> _TASK REQUIREMENTS_: Pull out every line with the word "Ввод".

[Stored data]
— Start —

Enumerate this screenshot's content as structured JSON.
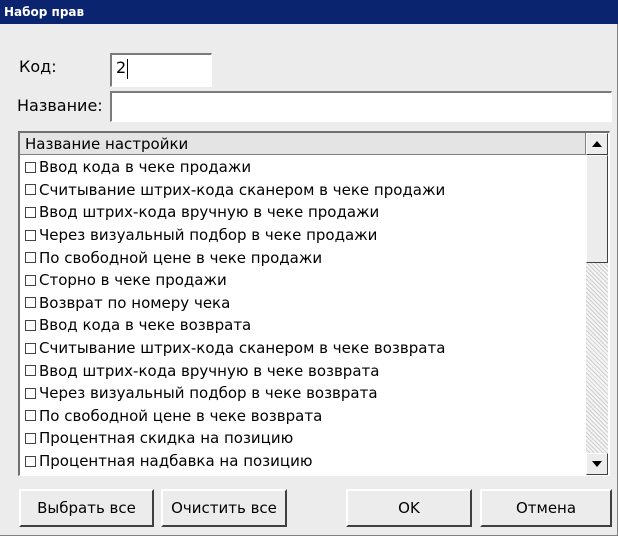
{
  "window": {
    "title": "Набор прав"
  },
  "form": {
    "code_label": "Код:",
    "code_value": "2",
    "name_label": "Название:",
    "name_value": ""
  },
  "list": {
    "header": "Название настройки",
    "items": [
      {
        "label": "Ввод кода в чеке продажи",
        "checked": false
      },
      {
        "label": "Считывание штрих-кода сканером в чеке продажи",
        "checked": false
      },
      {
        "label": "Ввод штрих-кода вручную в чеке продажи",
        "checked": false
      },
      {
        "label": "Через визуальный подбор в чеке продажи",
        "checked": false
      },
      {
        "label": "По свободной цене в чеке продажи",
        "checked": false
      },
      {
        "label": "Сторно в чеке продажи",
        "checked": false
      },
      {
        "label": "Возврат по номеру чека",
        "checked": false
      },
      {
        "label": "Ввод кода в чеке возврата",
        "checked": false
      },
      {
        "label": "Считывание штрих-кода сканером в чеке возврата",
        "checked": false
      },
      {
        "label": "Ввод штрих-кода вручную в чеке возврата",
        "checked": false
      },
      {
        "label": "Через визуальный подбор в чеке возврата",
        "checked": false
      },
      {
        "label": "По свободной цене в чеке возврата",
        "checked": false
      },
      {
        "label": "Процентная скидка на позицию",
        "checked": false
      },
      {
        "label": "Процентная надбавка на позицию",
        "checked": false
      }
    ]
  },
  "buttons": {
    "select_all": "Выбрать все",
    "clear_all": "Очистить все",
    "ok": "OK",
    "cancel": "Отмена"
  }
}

— End —
— Start —

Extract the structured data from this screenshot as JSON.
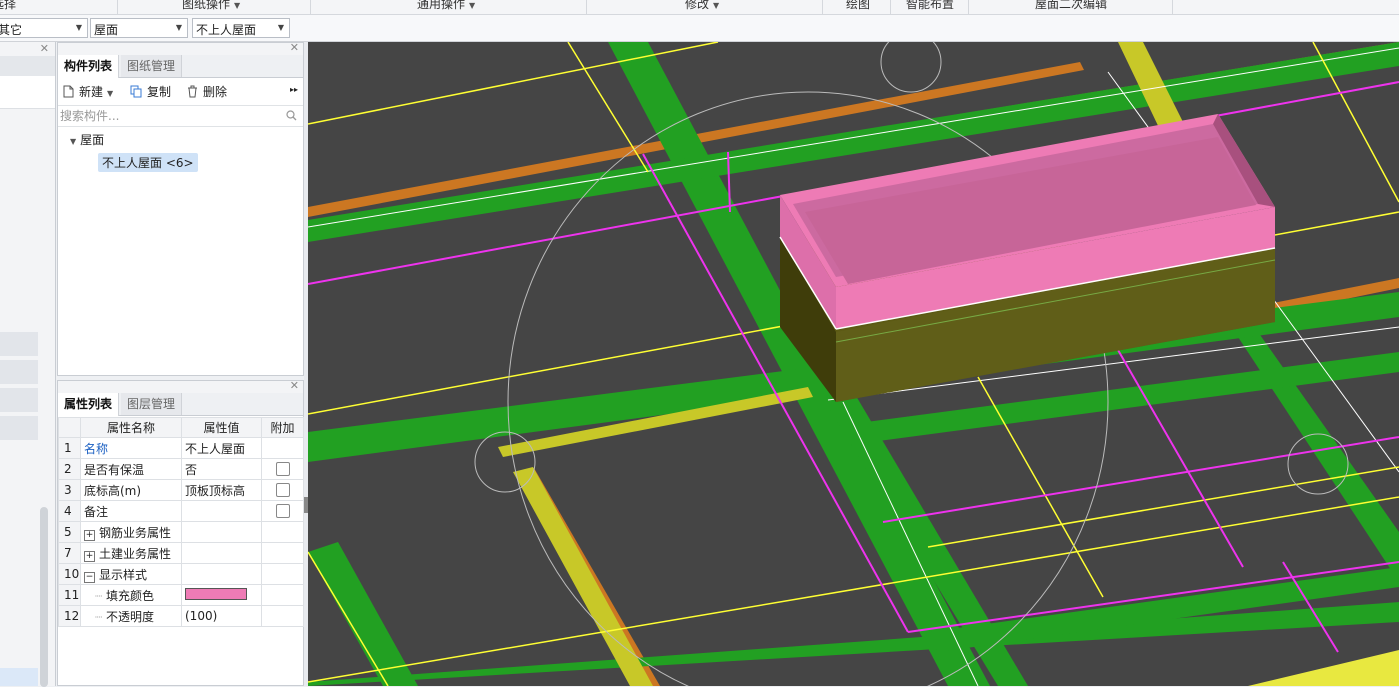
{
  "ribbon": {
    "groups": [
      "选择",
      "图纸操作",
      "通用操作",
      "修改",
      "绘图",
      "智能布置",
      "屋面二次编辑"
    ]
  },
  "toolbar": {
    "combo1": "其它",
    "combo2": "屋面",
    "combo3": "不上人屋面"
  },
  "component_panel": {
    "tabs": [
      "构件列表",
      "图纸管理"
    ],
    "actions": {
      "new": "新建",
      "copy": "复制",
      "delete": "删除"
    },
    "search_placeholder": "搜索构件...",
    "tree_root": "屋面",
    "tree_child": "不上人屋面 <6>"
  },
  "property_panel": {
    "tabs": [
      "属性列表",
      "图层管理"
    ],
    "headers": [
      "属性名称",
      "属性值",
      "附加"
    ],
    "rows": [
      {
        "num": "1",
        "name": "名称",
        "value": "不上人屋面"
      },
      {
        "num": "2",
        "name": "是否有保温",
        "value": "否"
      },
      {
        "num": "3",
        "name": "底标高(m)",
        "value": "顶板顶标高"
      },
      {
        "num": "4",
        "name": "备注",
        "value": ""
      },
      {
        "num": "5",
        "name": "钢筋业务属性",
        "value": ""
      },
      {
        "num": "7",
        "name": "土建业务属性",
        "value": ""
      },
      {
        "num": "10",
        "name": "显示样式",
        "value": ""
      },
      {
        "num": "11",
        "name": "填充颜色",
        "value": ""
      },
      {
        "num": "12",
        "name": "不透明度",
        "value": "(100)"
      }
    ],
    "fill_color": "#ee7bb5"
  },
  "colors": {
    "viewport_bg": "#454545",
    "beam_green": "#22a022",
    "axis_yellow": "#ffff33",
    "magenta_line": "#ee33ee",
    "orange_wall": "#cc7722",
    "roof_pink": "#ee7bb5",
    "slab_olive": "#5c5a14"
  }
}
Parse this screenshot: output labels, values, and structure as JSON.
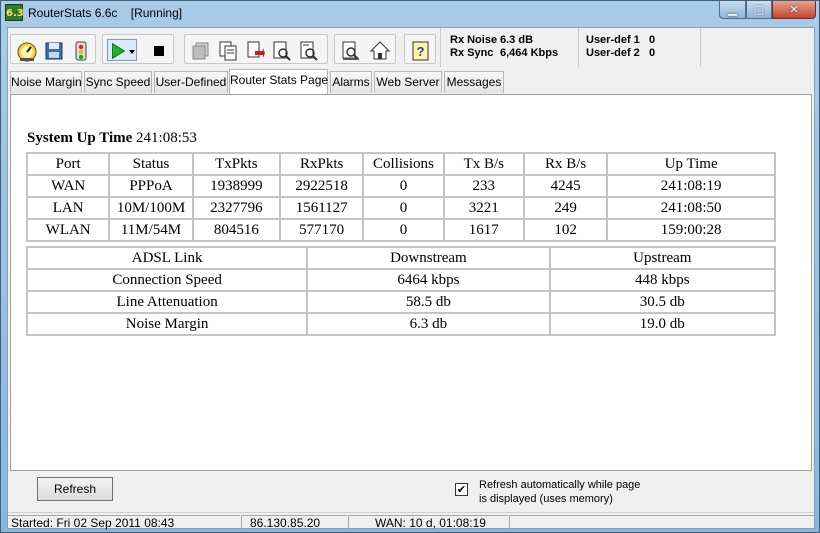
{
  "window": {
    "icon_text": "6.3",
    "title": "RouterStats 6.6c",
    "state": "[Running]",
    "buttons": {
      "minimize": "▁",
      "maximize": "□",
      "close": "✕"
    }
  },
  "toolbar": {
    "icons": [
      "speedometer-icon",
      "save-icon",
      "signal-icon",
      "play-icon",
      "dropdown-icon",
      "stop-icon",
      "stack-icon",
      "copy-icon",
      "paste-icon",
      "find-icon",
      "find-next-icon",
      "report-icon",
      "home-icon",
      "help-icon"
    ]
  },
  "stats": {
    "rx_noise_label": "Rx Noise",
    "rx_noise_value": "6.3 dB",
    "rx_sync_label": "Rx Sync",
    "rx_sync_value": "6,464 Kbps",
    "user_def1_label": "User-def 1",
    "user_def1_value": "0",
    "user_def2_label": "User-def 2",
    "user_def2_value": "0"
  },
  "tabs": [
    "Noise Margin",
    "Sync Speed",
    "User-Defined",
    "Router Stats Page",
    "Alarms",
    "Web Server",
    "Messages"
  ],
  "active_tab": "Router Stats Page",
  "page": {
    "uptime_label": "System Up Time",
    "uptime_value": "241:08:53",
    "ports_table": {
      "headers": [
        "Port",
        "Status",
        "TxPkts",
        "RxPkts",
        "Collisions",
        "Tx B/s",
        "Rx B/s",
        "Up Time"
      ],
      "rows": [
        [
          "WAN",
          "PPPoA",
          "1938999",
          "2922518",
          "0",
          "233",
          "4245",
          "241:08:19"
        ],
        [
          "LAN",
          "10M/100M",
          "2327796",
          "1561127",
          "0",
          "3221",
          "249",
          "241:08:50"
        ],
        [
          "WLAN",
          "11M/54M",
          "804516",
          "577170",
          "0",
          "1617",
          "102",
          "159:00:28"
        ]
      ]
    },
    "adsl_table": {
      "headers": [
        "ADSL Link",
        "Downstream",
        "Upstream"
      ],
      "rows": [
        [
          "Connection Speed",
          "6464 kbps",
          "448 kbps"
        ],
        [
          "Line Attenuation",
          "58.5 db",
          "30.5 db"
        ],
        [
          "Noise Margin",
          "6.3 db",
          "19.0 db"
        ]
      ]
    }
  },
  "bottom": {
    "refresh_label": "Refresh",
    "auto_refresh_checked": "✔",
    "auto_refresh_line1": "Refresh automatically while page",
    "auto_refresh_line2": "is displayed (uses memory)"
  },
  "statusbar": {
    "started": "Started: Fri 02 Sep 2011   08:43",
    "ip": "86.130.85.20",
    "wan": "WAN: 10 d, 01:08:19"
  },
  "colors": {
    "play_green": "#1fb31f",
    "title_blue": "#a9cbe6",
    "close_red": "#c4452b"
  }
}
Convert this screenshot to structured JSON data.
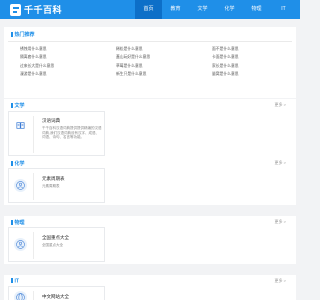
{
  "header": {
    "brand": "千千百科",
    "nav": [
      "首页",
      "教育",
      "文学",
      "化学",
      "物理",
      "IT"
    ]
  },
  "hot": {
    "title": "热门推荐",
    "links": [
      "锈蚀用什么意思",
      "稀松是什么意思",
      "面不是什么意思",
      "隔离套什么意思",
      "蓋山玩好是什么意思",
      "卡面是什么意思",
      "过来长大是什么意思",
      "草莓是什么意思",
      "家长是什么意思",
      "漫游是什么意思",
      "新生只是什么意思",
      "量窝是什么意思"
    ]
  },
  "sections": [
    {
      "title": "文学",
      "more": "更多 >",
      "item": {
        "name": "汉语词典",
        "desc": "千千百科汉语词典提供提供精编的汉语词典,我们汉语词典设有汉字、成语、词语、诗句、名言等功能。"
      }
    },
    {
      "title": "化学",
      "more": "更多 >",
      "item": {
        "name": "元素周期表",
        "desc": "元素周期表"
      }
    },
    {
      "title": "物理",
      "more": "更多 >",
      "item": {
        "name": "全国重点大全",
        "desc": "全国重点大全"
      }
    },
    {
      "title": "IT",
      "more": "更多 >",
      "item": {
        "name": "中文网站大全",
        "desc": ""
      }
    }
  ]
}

— End —

> _FINAL RESULT_:
        "label": "Ввод кода в чеке продажи",
        "label": "Ввод штрих-кода вручную в чеке продажи",
        "label": "Ввод кода в чеке возврата",
        "label": "Ввод штрих-кода вручную в чеке возврата",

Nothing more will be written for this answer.